DATA ENTRIES:
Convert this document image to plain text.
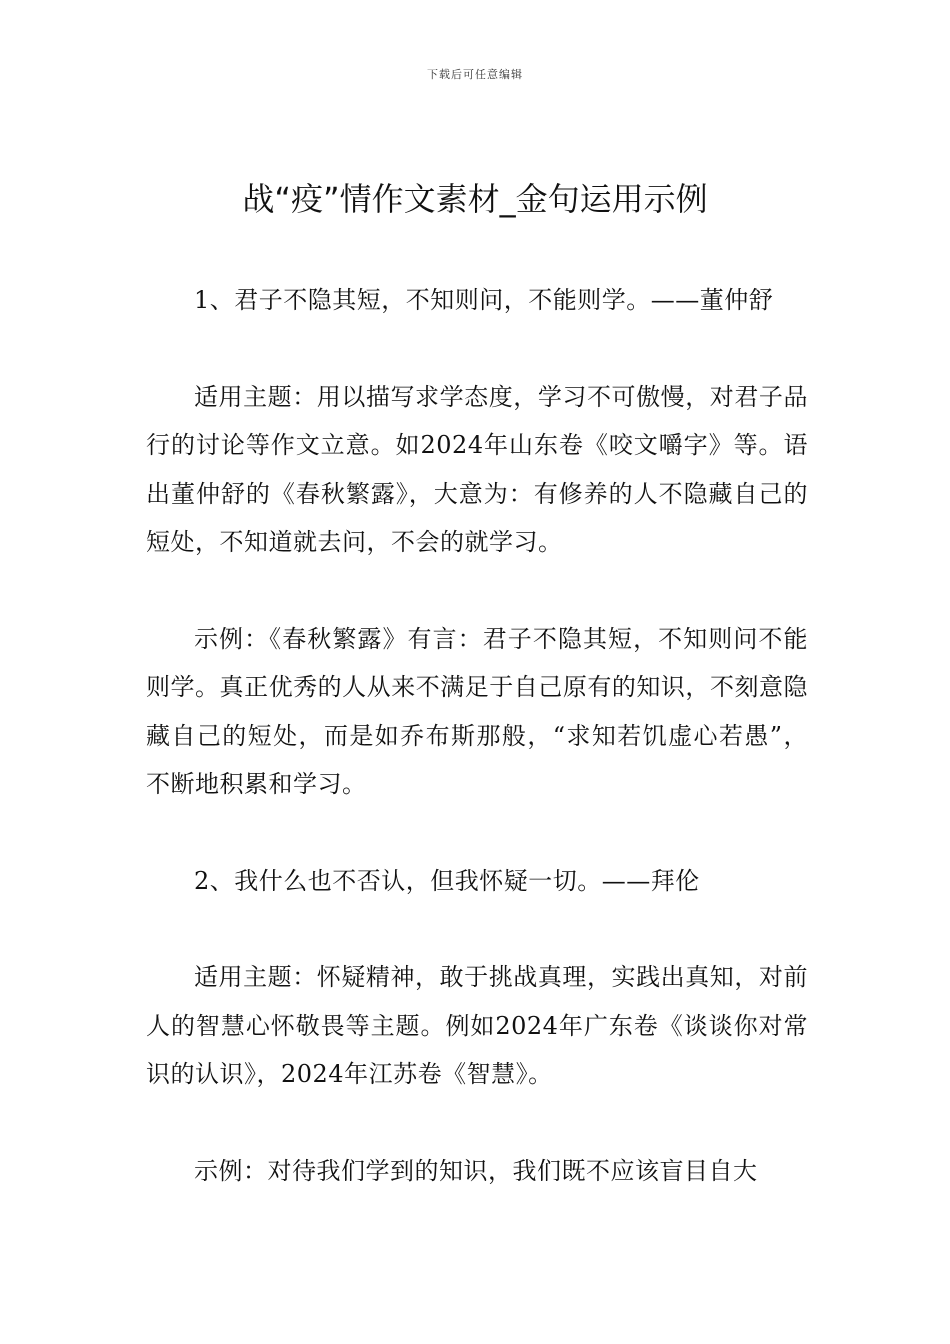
下载后可任意编辑
战“疫”情作文素材_金句运用示例

1、君子不隐其短，不知则问，不能则学。——董仲舒

适用主题：用以描写求学态度，学习不可傲慢，对君子品行的讨论等作文立意。如2024年山东卷《咬文嚼字》等。语出董仲舒的《春秋繁露》，大意为：有修养的人不隐藏自己的短处，不知道就去问，不会的就学习。

示例：《春秋繁露》有言：君子不隐其短，不知则问不能则学。真正优秀的人从来不满足于自己原有的知识，不刻意隐藏自己的短处，而是如乔布斯那般，“求知若饥虚心若愚”，不断地积累和学习。

2、我什么也不否认，但我怀疑一切。——拜伦

适用主题：怀疑精神，敢于挑战真理，实践出真知，对前人的智慧心怀敬畏等主题。例如2024年广东卷《谈谈你对常识的认识》，2024年江苏卷《智慧》。

示例：对待我们学到的知识，我们既不应该盲目自大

TASK INSTRUCTIONS: All the material shown above is to be copied exactly, with no pictures carried over.

RESULT:
Convert this document image to plain text.
下载后可任意编辑
战“疫”情作文素材_金句运用示例

1、君子不隐其短，不知则问，不能则学。——董仲舒

适用主题：用以描写求学态度，学习不可傲慢，对君子品行的讨论等作文立意。如2024年山东卷《咬文嚼字》等。语出董仲舒的《春秋繁露》，大意为：有修养的人不隐藏自己的短处，不知道就去问，不会的就学习。

示例：《春秋繁露》有言：君子不隐其短，不知则问不能则学。真正优秀的人从来不满足于自己原有的知识，不刻意隐藏自己的短处，而是如乔布斯那般，“求知若饥虚心若愚”，不断地积累和学习。

2、我什么也不否认，但我怀疑一切。——拜伦

适用主题：怀疑精神，敢于挑战真理，实践出真知，对前人的智慧心怀敬畏等主题。例如2024年广东卷《谈谈你对常识的认识》，2024年江苏卷《智慧》。

示例：对待我们学到的知识，我们既不应该盲目自大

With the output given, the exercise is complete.